United States Bankruptcy Court, S.D. Mississippi
Oct 27, 2009
CASE NO. 08-51288-NPO, ADV. PROC. NO. 09-05043-NPO (Bankr. S.D. Miss. Oct. 27, 2009)

Opinion

CASE NO. 08-51288-NPO, ADV. PROC. NO. 09-05043-NPO.

October 27, 2009


MEMORANDUM OPINION AND ORDER GRANTING MOTION TO COMPEL SETTLEMENT


On October 6, 2009, there came on for hearing (the "Hearing") the Motion to Compel Settlement (the "Motion") (Adv. Dkt. No. 65) filed by the Debtor, Hyperion Foundation, Inc., d/b/a Oxford Health Rehabilitation Center (the "Debtor"); the Response to Motion to Compel Settlement (the "Response") (Adv. Dkt. No. 70) filed by Academy Healthcare Center, Inc., f/k/a Adventist Health Center, Inc. ("AHC"); and the Joinder in Motion to Compel Settlement Filed by Debtor (the "Joinder") (Adv. Dkt. No. 72) filed by HP/Management Group, Inc. and Douglas K. Mittleider ("Third-Party Defendants") in the above-styled adversary proceeding (the "Adversary"). At the Hearing, Craig M. Geno and Melanie Vardaman ("Vardaman") represented the Debtor; Derek A. Henderson ("Henderson") represented AHC; and J. Walter Newman, IV ("Newman") represented the Third-Party Defendants. The Court, being fully advised in the premises, finds that the Motion should be granted as set forth herein for the reasons specified.

Jurisdiction

This Court has jurisdiction over the parties and subject matter of this proceeding pursuant to 28 U.S.C. § 1334. This is a core proceeding pursuant to 28 U.S.C. § 157(b). Notice of the Hearing was proper under the circumstances.

Facts

The acrimonious relationship between the Debtor and AHC extended long before the filing of the Debtor's chapter 11 petition. This Adversary is just another manifestation of their ongoing landlord-tenant dispute. In short, AHC claims that the Debtor owes it approximately $560,890.55 (Claim # 18-1) for past due rent, whereas the Debtor claims it is entitled to offset that amount (and more) for the cost of necessary repairs to the leased facilities. (Adv. Dkt. No. 1).

The irony that the Debtor's articles of incorporation describes it as a corporation organized "for religious and charitable uses," and that AHC is owned by a church is not lost on this Court.

Finally seeing the wisdom of resolving the litigation through settlement, the parties began negotiating and exchanging various settlement proposals in July, 2009. (AHC Exs. 1, 2). On the afternoon of Friday, September 25, 2009, AHC extended a written settlement proposal (the "Settlement Proposal") that the Debtor and the Third-Party Defendants contend became a binding settlement agreement later that same evening after telephone conversations among counsel for the parties. (Debtor Ex. 1 AHC Ex. 3).

— Work required —
Answer these from the court opinion:
(a) Who represented AHC at the Hearing?
(b) About how much does AHC claim the Debtor owes for past due rent?
(c) On what date did AHC extend its written Settlement Proposal?
The items play no part in this.

— Record excerpts —

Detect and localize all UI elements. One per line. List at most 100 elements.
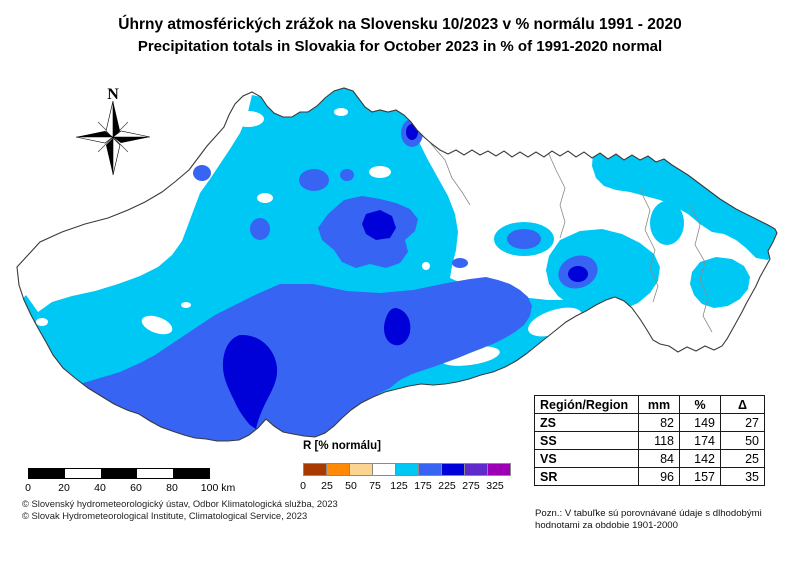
white-spot-8: [334, 108, 348, 116]
table-row: VS 84 142 25: [534, 449, 765, 468]
title-line-en: Precipitation totals in Slovakia for Oct…: [137, 38, 663, 55]
region-boundary-lines: [419, 127, 713, 333]
title-line-sk: Úhrny atmosférických zrážok na Slovensku…: [118, 16, 682, 33]
region-cyan-saris: [546, 229, 660, 313]
legend-tick: 125: [390, 480, 408, 492]
compass-rose: N: [75, 86, 151, 176]
cell-pct: 142: [679, 449, 721, 468]
region-stats-table: Región/Region mm % Δ ZS 82 149 27 SS 118…: [534, 395, 765, 486]
credit-line-sk: © Slovenský hydrometeorologický ústav, O…: [22, 498, 338, 509]
cell-delta: 27: [720, 413, 765, 432]
legend-tick: 325: [486, 480, 504, 492]
cell-mm: 82: [638, 413, 680, 432]
cell-pct: 149: [679, 413, 721, 432]
map-scale-bar: [28, 468, 210, 479]
legend-color-bar: [303, 463, 519, 476]
scale-label: 100 km: [200, 482, 236, 494]
legend-swatch-275-325: [464, 463, 488, 476]
cell-mm: 96: [638, 467, 680, 486]
col-header-delta: Δ: [720, 395, 765, 414]
cell-region: SS: [534, 431, 639, 450]
region-darkblue-stiavnica: [222, 334, 278, 429]
legend-swatch-325plus: [487, 463, 511, 476]
table-row: ZS 82 149 27: [534, 413, 765, 432]
cell-pct: 174: [679, 431, 721, 450]
white-spot-4: [36, 318, 48, 326]
legend-tick: 75: [369, 480, 381, 492]
col-header-pct: %: [679, 395, 721, 414]
scale-label: 60: [130, 482, 142, 494]
cell-delta: 50: [720, 431, 765, 450]
footnote-line1: Pozn.: V tabuľke sú porovnávané údaje s …: [535, 508, 762, 519]
cell-region: SR: [534, 467, 639, 486]
scale-segment: [173, 469, 209, 478]
compass-north-label: N: [107, 86, 119, 103]
col-header-region: Región/Region: [534, 395, 639, 414]
scale-label: 20: [58, 482, 70, 494]
region-cyan-zemplin: [690, 257, 750, 308]
legend-title: R [% normálu]: [303, 440, 381, 452]
legend-swatch-125-175: [395, 463, 419, 476]
legend-swatch-225-275: [441, 463, 465, 476]
table-row: SS 118 174 50: [534, 431, 765, 450]
legend-tick: 275: [462, 480, 480, 492]
legend-tick: 50: [345, 480, 357, 492]
legend-tick: 225: [438, 480, 456, 492]
cell-pct: 157: [679, 467, 721, 486]
region-blue-spot-c: [193, 165, 211, 181]
legend-tick: 175: [414, 480, 432, 492]
white-spot-5: [141, 315, 173, 335]
scale-label: 0: [25, 482, 31, 494]
region-darkblue-central: [362, 210, 396, 240]
white-spot-1: [257, 193, 273, 203]
white-spot-3: [422, 262, 430, 270]
legend-tick: 0: [300, 480, 306, 492]
cell-region: ZS: [534, 413, 639, 432]
region-blue-spot-f: [452, 258, 468, 268]
region-darkblue-north: [406, 124, 418, 140]
region-blue-spot-b: [340, 169, 354, 181]
region-darkblue-krupina: [384, 308, 411, 346]
scale-segment: [137, 469, 173, 478]
table-row: SR 96 157 35: [534, 467, 765, 486]
page-title: Úhrny atmosférických zrážok na Slovensku…: [0, 14, 800, 58]
white-spot-6: [181, 302, 191, 308]
legend-swatch-0-25: [303, 463, 327, 476]
region-darkblue-east: [568, 266, 588, 282]
region-blue-spot-e: [345, 249, 371, 263]
scale-segment: [29, 469, 65, 478]
legend-tick: 25: [321, 480, 333, 492]
cell-delta: 25: [720, 449, 765, 468]
legend-swatch-50-75: [349, 463, 373, 476]
col-header-mm: mm: [638, 395, 680, 414]
cell-region: VS: [534, 449, 639, 468]
region-blue-spot-a: [299, 169, 329, 191]
scale-segment: [101, 469, 137, 478]
cell-mm: 118: [638, 431, 680, 450]
credit-line-en: © Slovak Hydrometeorological Institute, …: [22, 510, 308, 521]
copyright-credits: © Slovenský hydrometeorologický ústav, O…: [22, 498, 442, 522]
scale-segment: [65, 469, 101, 478]
cell-mm: 84: [638, 449, 680, 468]
legend-swatch-175-225: [418, 463, 442, 476]
cell-delta: 35: [720, 467, 765, 486]
white-spot-7: [232, 111, 264, 127]
table-header-row: Región/Region mm % Δ: [534, 395, 765, 414]
scale-label: 80: [166, 482, 178, 494]
legend-tick-labels: 0 25 50 75 125 175 225 275 325: [300, 480, 543, 492]
region-blue-south-main: [62, 277, 532, 441]
table-footnote: Pozn.: V tabuľke sú porovnávané údaje s …: [535, 508, 800, 532]
legend-swatch-25-50: [326, 463, 350, 476]
legend-swatch-75-125: [372, 463, 396, 476]
footnote-line2: hodnotami za obdobie 1901-2000: [535, 520, 678, 531]
region-blue-spis: [507, 229, 541, 249]
region-cyan-east-spot: [650, 201, 684, 245]
scale-bar-labels: 0 20 40 60 80 100 km: [25, 482, 288, 494]
scale-label: 40: [94, 482, 106, 494]
white-spot-2: [369, 166, 391, 178]
country-border: [16, 87, 778, 442]
region-cyan-northeast-band: [592, 140, 777, 260]
region-blue-spot-d: [250, 218, 270, 240]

— Solution for this task —
(a) Derek A. Henderson
(b) Approximately $560,890.55
(c) Friday, September 25, 2009